# [What is required]
Work out how many lines hold the string "konnte". The answer is a single number, nothing more.

::: Available data

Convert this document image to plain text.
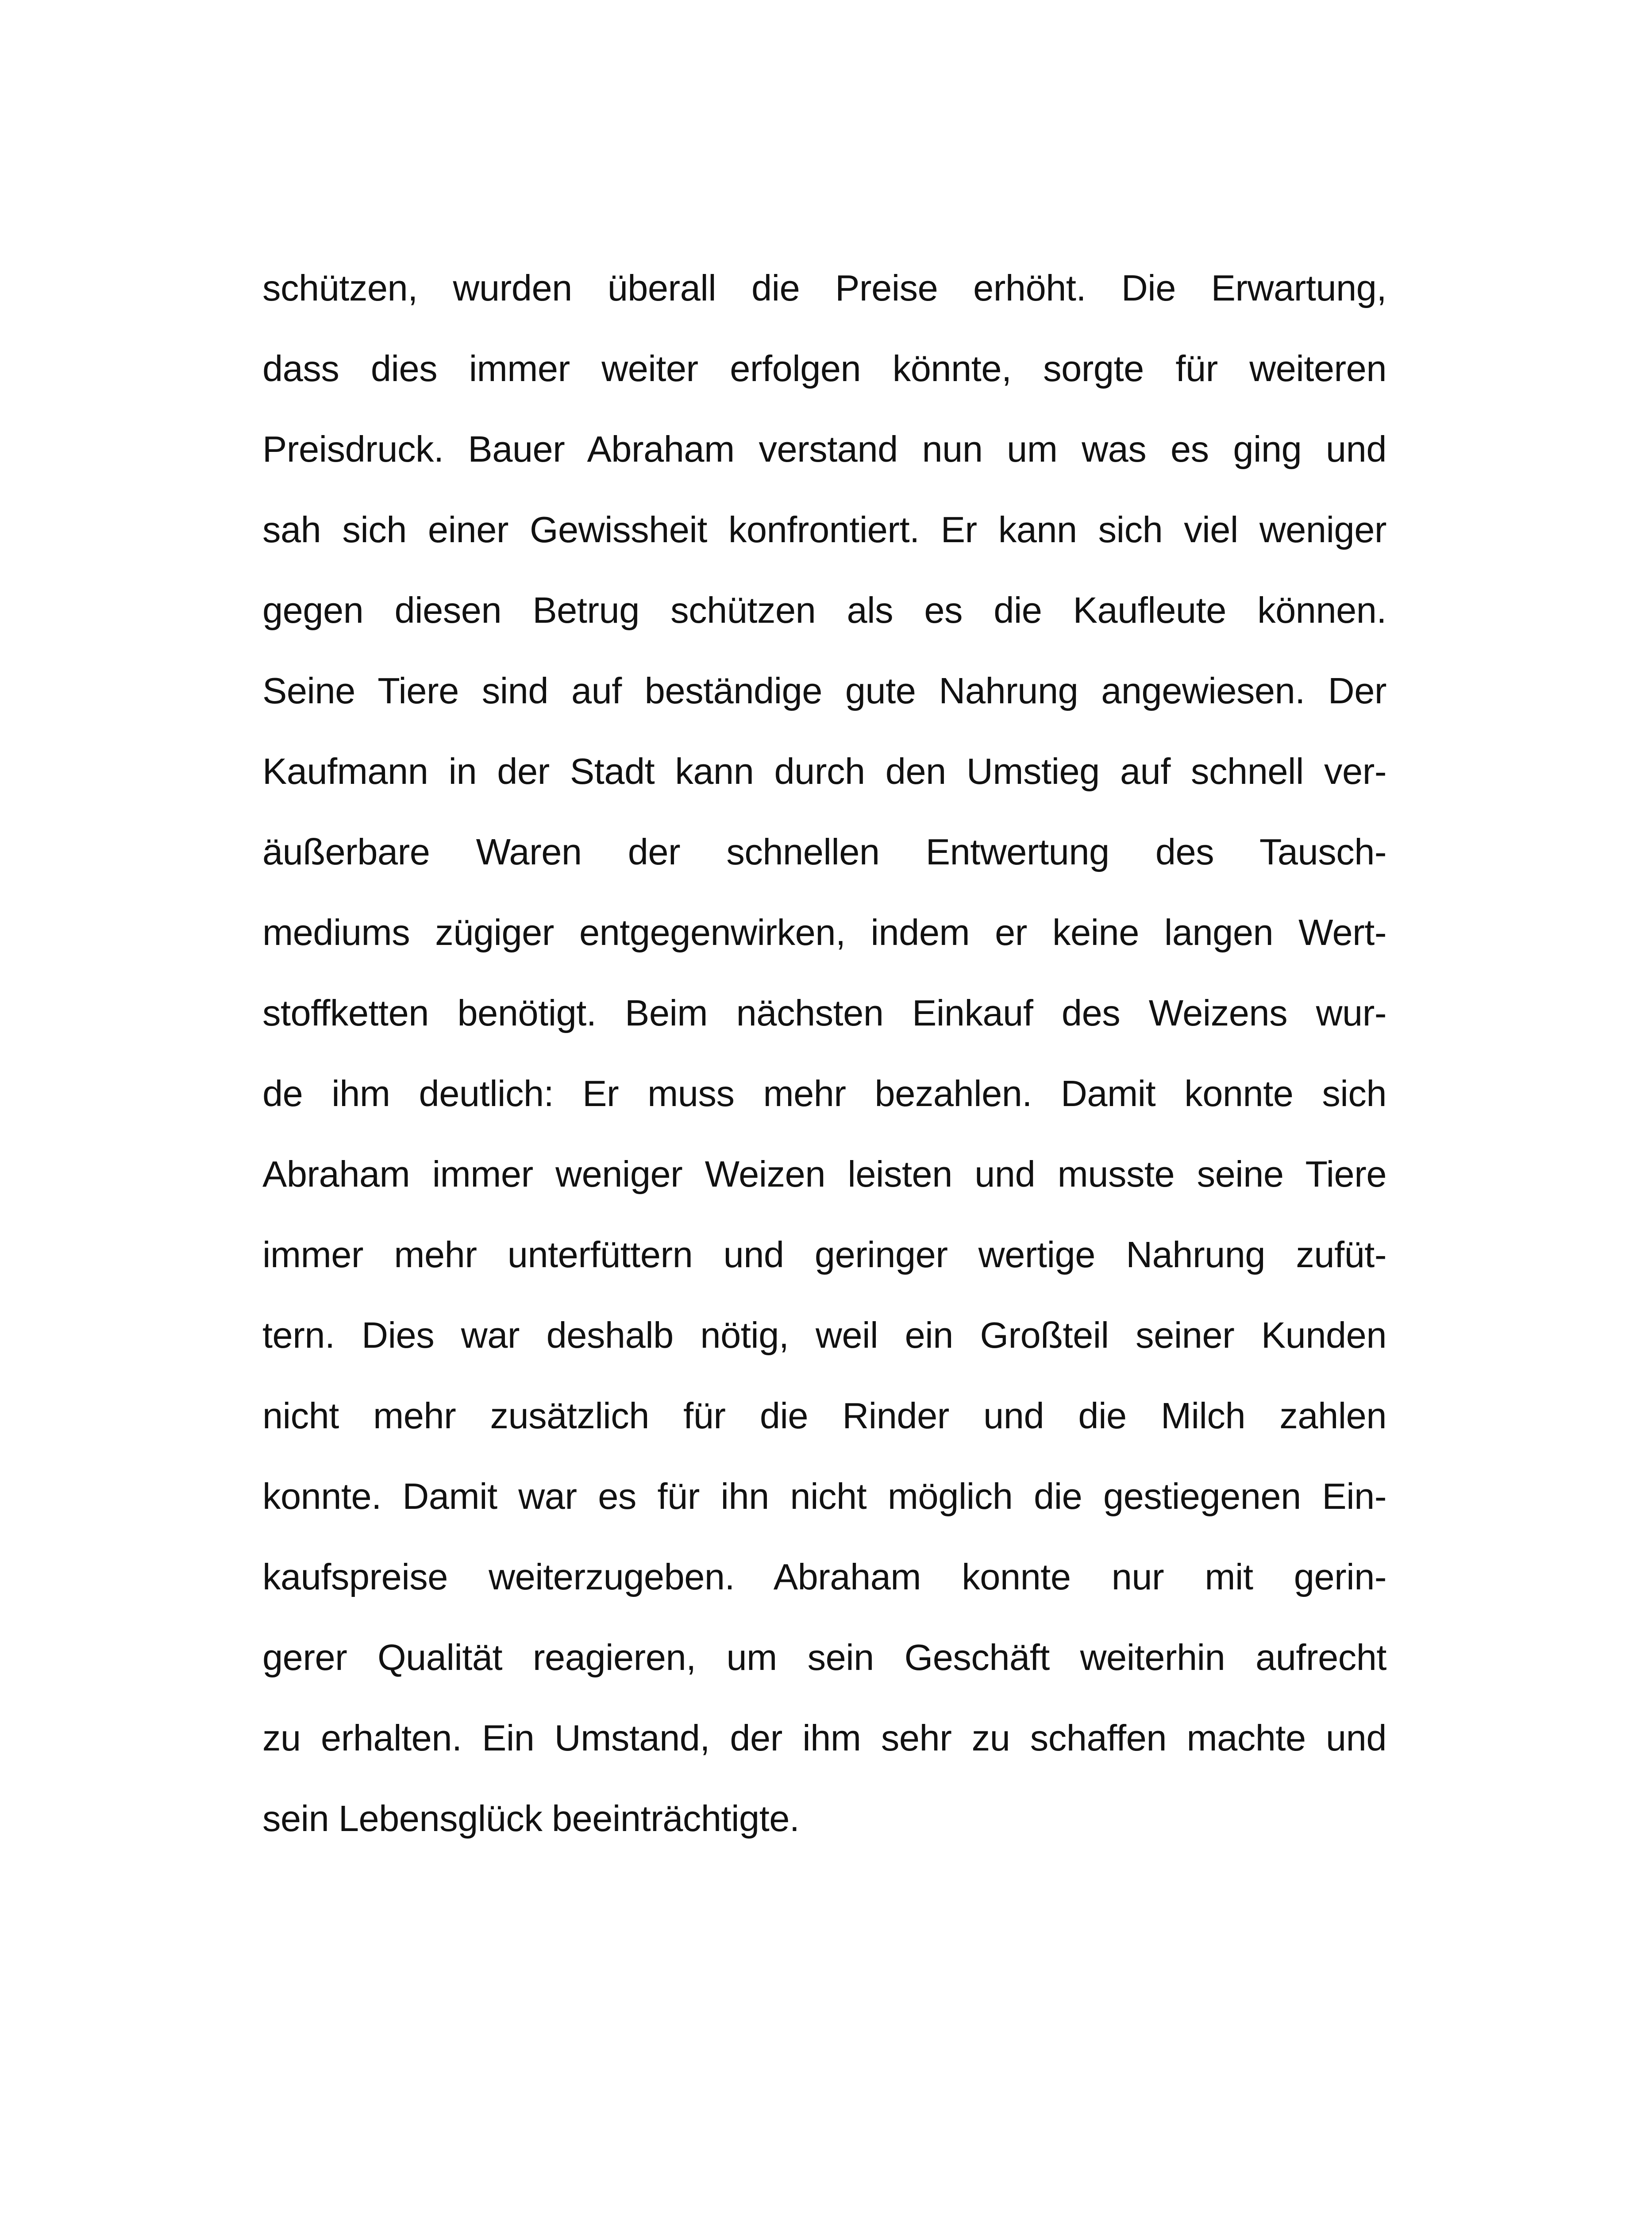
schützen, wurden überall die Preise erhöht. Die Erwartung,
dass dies immer weiter erfolgen könnte, sorgte für weiteren
Preisdruck. Bauer Abraham verstand nun um was es ging und
sah sich einer Gewissheit konfrontiert. Er kann sich viel weniger
gegen diesen Betrug schützen als es die Kaufleute können.
Seine Tiere sind auf beständige gute Nahrung angewiesen. Der
Kaufmann in der Stadt kann durch den Umstieg auf schnell ver-
äußerbare Waren der schnellen Entwertung des Tausch-
mediums zügiger entgegenwirken, indem er keine langen Wert-
stoffketten benötigt. Beim nächsten Einkauf des Weizens wur-
de ihm deutlich: Er muss mehr bezahlen. Damit konnte sich
Abraham immer weniger Weizen leisten und musste seine Tiere
immer mehr unterfüttern und geringer wertige Nahrung zufüt-
tern. Dies war deshalb nötig, weil ein Großteil seiner Kunden
nicht mehr zusätzlich für die Rinder und die Milch zahlen
konnte. Damit war es für ihn nicht möglich die gestiegenen Ein-
kaufspreise weiterzugeben. Abraham konnte nur mit gerin-
gerer Qualität reagieren, um sein Geschäft weiterhin aufrecht
zu erhalten. Ein Umstand, der ihm sehr zu schaffen machte und
sein Lebensglück beeinträchtigte.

::::::

# [Exercise response]
3